* [Given exercise]
From the entries below, copy out every line with "pineapple" in it.

○ ○ ○ ○ ○

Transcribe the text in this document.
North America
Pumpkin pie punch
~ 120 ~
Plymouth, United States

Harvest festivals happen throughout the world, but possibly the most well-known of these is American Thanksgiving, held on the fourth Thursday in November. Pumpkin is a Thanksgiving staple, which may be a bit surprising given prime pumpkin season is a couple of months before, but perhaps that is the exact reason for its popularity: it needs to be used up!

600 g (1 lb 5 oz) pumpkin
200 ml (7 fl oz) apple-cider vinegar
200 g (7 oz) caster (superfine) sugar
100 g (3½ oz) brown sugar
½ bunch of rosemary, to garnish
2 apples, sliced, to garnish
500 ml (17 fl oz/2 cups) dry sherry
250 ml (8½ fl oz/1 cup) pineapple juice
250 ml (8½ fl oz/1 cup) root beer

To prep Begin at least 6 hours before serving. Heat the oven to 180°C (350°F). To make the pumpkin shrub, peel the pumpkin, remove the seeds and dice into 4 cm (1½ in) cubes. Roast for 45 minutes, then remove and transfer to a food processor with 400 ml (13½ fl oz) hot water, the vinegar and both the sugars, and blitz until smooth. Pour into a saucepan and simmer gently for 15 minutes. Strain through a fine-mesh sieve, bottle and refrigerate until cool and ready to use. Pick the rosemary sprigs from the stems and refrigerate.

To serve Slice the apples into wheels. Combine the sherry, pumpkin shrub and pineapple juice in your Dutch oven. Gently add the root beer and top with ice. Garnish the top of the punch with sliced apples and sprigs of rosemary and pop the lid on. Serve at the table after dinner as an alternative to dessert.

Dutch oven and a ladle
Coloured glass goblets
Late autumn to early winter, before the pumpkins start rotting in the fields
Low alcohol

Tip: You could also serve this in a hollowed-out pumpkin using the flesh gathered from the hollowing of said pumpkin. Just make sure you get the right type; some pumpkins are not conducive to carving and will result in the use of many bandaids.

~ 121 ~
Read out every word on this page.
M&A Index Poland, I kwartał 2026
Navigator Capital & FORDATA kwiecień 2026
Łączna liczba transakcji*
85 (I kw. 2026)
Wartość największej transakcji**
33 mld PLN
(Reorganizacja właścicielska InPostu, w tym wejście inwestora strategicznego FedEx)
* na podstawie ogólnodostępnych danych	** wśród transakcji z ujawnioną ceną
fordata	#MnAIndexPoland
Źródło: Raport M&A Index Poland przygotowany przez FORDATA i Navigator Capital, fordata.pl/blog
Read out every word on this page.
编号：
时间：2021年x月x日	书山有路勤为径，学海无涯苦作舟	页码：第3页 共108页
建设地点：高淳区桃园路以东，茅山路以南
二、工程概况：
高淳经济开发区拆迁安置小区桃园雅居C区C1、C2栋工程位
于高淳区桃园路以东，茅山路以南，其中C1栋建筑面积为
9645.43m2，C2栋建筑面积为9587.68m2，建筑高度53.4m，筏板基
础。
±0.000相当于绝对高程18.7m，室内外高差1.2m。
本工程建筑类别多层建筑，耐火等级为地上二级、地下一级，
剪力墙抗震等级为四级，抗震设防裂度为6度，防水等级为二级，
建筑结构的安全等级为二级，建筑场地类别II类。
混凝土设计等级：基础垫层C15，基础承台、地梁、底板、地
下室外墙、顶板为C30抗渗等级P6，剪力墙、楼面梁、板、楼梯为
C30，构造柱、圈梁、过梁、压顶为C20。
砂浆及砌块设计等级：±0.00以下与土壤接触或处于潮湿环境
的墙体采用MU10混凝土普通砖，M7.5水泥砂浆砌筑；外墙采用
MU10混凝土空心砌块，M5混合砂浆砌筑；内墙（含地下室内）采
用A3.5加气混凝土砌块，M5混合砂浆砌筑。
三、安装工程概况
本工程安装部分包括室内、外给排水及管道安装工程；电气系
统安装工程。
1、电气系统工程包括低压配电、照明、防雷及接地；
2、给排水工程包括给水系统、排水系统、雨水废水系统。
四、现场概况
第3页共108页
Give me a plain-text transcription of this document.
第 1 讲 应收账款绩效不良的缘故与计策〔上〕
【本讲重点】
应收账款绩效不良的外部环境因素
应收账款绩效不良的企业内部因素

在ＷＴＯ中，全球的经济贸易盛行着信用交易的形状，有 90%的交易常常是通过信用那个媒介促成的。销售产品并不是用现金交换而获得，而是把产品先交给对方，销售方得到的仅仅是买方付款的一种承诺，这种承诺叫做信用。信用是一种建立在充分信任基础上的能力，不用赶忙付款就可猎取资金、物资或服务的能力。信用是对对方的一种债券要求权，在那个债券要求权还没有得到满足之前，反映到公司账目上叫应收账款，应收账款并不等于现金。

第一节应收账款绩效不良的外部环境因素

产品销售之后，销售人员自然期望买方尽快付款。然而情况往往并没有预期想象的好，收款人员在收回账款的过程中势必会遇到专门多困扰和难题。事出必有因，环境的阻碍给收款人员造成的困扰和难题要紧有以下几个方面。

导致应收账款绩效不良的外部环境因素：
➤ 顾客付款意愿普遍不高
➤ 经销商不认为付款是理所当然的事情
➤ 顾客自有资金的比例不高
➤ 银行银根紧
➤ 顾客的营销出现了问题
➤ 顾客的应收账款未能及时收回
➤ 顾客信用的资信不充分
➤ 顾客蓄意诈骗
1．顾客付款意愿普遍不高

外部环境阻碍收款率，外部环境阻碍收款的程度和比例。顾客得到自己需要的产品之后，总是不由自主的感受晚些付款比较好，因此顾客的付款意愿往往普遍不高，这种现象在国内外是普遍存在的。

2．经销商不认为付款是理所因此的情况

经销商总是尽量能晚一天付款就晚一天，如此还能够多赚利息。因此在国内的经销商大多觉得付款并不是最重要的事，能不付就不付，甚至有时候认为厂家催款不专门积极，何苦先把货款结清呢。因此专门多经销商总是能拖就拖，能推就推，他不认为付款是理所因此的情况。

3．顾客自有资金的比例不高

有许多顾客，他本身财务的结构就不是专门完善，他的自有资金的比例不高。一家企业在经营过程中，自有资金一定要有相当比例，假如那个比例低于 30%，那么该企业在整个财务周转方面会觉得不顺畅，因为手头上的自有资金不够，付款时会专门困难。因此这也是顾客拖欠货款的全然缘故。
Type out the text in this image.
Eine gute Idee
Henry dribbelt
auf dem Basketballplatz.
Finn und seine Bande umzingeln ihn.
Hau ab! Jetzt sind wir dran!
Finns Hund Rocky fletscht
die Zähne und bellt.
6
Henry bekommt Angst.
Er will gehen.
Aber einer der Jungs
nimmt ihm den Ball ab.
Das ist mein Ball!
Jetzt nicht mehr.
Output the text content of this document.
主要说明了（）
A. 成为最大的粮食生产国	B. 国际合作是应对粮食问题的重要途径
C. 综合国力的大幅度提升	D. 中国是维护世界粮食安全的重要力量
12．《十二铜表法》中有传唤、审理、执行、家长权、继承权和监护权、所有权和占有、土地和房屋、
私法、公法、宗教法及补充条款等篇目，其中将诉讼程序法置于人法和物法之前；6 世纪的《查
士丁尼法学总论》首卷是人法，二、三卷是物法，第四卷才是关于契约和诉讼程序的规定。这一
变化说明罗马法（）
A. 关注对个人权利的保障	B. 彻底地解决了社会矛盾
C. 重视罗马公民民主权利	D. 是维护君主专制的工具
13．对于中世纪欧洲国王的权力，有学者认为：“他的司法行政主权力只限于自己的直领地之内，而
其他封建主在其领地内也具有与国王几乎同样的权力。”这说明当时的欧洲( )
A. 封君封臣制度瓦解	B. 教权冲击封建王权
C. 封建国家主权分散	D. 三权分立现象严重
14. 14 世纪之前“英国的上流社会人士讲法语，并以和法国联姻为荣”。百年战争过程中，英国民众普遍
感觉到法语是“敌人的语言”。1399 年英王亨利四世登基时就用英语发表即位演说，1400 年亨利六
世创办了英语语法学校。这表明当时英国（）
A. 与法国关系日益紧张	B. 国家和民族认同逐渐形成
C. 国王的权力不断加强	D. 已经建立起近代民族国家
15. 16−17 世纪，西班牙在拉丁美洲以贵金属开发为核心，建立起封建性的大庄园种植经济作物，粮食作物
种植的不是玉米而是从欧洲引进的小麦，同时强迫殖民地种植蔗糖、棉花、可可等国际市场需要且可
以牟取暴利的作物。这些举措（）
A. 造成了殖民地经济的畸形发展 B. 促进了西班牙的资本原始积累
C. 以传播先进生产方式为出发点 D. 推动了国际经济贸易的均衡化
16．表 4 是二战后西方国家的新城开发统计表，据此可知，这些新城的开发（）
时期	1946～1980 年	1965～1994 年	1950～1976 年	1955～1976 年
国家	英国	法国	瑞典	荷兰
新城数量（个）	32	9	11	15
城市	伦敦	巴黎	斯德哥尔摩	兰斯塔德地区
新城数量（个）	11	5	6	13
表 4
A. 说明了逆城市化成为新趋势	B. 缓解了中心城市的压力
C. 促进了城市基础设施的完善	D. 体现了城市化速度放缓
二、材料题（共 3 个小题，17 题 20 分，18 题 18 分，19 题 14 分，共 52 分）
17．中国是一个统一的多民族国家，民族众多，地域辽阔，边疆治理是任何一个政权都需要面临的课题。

○ ○ ○ ○ ○

* [Written solution]
250 ml (8½ fl oz/1 cup) pineapple juice
To serve Slice the apples into wheels. Combine the sherry, pumpkin shrub and pineapple juice in your Dutch oven. Gently add the root beer and top with ice. Garnish the top of the punch with sliced apples and sprigs of rosemary and pop the lid on. Serve at the table after dinner as an alternative to dessert.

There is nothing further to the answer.